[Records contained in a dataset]
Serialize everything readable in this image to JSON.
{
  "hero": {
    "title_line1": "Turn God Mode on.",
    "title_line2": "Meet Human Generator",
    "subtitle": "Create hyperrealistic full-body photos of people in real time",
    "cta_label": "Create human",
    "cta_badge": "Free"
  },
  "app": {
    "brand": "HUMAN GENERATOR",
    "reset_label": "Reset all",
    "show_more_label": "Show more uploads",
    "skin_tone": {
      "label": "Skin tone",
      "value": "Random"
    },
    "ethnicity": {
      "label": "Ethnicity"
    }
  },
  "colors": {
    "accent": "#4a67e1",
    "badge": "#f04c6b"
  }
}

● Objective
Transcribe the entire listing above precisely.

● Task solution
Serialize everything readable in this image to JSON.
{
  "hero": {
    "title_line1": "Turn God Mode on.",
    "title_line2": "Meet Human Generator",
    "subtitle": "Create hyperrealistic full-body photos of people in real time",
    "cta_label": "Create human",
    "cta_badge": "Free"
  },
  "app": {
    "brand": "HUMAN GENERATOR",
    "reset_label": "Reset all",
    "show_more_label": "Show more uploads",
    "skin_tone": {
      "label": "Skin tone",
      "value": "Random"
    },
    "ethnicity": {
      "label": "Ethnicity"
    }
  },
  "colors": {
    "accent": "#4a67e1",
    "badge": "#f04c6b"
  }
}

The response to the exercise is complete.